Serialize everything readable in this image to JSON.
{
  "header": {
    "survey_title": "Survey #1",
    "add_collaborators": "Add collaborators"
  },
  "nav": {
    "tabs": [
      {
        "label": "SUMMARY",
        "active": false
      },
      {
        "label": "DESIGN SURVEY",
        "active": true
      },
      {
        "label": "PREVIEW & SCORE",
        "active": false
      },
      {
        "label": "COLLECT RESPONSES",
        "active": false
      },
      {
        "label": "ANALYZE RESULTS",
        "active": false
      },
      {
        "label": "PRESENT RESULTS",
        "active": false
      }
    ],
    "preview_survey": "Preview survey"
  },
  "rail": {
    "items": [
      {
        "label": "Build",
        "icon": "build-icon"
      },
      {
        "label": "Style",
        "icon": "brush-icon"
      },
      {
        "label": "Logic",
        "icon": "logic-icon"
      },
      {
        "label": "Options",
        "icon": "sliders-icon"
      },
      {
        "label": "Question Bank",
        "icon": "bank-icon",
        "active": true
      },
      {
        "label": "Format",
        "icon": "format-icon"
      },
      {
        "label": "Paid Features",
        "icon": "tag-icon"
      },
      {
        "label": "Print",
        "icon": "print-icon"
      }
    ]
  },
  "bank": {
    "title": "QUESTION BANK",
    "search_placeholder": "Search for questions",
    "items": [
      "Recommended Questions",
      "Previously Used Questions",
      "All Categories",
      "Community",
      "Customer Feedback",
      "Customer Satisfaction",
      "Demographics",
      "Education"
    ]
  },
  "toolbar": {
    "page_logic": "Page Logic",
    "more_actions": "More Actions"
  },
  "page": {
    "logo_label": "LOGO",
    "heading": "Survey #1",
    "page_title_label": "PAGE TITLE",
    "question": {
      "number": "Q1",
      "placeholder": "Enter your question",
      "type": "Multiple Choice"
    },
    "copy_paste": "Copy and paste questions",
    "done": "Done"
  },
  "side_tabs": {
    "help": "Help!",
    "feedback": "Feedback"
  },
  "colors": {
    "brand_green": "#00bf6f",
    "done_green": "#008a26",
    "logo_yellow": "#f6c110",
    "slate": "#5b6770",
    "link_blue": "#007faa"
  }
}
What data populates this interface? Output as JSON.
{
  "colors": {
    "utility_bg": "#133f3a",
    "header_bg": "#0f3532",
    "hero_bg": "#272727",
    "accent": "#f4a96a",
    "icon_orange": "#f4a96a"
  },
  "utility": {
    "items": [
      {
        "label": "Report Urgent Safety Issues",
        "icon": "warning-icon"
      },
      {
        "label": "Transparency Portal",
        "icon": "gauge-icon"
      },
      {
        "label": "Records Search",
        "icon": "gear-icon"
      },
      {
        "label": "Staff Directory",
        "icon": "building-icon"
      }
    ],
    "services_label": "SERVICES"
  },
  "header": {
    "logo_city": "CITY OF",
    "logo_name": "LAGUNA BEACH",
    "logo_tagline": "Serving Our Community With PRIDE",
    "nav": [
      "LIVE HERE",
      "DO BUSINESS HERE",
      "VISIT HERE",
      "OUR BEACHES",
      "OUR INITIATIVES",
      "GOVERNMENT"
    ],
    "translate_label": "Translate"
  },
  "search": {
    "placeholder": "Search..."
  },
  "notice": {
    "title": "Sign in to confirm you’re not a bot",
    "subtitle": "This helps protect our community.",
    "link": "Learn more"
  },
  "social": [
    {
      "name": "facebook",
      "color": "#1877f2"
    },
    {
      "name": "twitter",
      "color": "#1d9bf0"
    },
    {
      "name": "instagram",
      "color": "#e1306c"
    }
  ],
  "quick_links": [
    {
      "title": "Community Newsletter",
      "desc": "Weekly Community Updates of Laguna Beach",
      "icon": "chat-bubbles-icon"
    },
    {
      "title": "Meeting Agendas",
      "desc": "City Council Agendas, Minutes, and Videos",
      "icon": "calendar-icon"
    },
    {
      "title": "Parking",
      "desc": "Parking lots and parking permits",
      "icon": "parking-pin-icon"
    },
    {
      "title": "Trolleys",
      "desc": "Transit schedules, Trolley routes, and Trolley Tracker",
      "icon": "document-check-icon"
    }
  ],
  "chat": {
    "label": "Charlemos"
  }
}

Task brief
Reproduce the listing shown above in its entirety, exactly.

Solution for this task
Serialize everything readable in this image to JSON.
{
  "header": {
    "survey_title": "Survey #1",
    "add_collaborators": "Add collaborators"
  },
  "nav": {
    "tabs": [
      {
        "label": "SUMMARY",
        "active": false
      },
      {
        "label": "DESIGN SURVEY",
        "active": true
      },
      {
        "label": "PREVIEW & SCORE",
        "active": false
      },
      {
        "label": "COLLECT RESPONSES",
        "active": false
      },
      {
        "label": "ANALYZE RESULTS",
        "active": false
      },
      {
        "label": "PRESENT RESULTS",
        "active": false
      }
    ],
    "preview_survey": "Preview survey"
  },
  "rail": {
    "items": [
      {
        "label": "Build",
        "icon": "build-icon"
      },
      {
        "label": "Style",
        "icon": "brush-icon"
      },
      {
        "label": "Logic",
        "icon": "logic-icon"
      },
      {
        "label": "Options",
        "icon": "sliders-icon"
      },
      {
        "label": "Question Bank",
        "icon": "bank-icon",
        "active": true
      },
      {
        "label": "Format",
        "icon": "format-icon"
      },
      {
        "label": "Paid Features",
        "icon": "tag-icon"
      },
      {
        "label": "Print",
        "icon": "print-icon"
      }
    ]
  },
  "bank": {
    "title": "QUESTION BANK",
    "search_placeholder": "Search for questions",
    "items": [
      "Recommended Questions",
      "Previously Used Questions",
      "All Categories",
      "Community",
      "Customer Feedback",
      "Customer Satisfaction",
      "Demographics",
      "Education"
    ]
  },
  "toolbar": {
    "page_logic": "Page Logic",
    "more_actions": "More Actions"
  },
  "page": {
    "logo_label": "LOGO",
    "heading": "Survey #1",
    "page_title_label": "PAGE TITLE",
    "question": {
      "number": "Q1",
      "placeholder": "Enter your question",
      "type": "Multiple Choice"
    },
    "copy_paste": "Copy and paste questions",
    "done": "Done"
  },
  "side_tabs": {
    "help": "Help!",
    "feedback": "Feedback"
  },
  "colors": {
    "brand_green": "#00bf6f",
    "done_green": "#008a26",
    "logo_yellow": "#f6c110",
    "slate": "#5b6770",
    "link_blue": "#007faa"
  }
}
What data populates this interface? Output as JSON.
{
  "colors": {
    "utility_bg": "#133f3a",
    "header_bg": "#0f3532",
    "hero_bg": "#272727",
    "accent": "#f4a96a",
    "icon_orange": "#f4a96a"
  },
  "utility": {
    "items": [
      {
        "label": "Report Urgent Safety Issues",
        "icon": "warning-icon"
      },
      {
        "label": "Transparency Portal",
        "icon": "gauge-icon"
      },
      {
        "label": "Records Search",
        "icon": "gear-icon"
      },
      {
        "label": "Staff Directory",
        "icon": "building-icon"
      }
    ],
    "services_label": "SERVICES"
  },
  "header": {
    "logo_city": "CITY OF",
    "logo_name": "LAGUNA BEACH",
    "logo_tagline": "Serving Our Community With PRIDE",
    "nav": [
      "LIVE HERE",
      "DO BUSINESS HERE",
      "VISIT HERE",
      "OUR BEACHES",
      "OUR INITIATIVES",
      "GOVERNMENT"
    ],
    "translate_label": "Translate"
  },
  "search": {
    "placeholder": "Search..."
  },
  "notice": {
    "title": "Sign in to confirm you’re not a bot",
    "subtitle": "This helps protect our community.",
    "link": "Learn more"
  },
  "social": [
    {
      "name": "facebook",
      "color": "#1877f2"
    },
    {
      "name": "twitter",
      "color": "#1d9bf0"
    },
    {
      "name": "instagram",
      "color": "#e1306c"
    }
  ],
  "quick_links": [
    {
      "title": "Community Newsletter",
      "desc": "Weekly Community Updates of Laguna Beach",
      "icon": "chat-bubbles-icon"
    },
    {
      "title": "Meeting Agendas",
      "desc": "City Council Agendas, Minutes, and Videos",
      "icon": "calendar-icon"
    },
    {
      "title": "Parking",
      "desc": "Parking lots and parking permits",
      "icon": "parking-pin-icon"
    },
    {
      "title": "Trolleys",
      "desc": "Transit schedules, Trolley routes, and Trolley Tracker",
      "icon": "document-check-icon"
    }
  ],
  "chat": {
    "label": "Charlemos"
  }
}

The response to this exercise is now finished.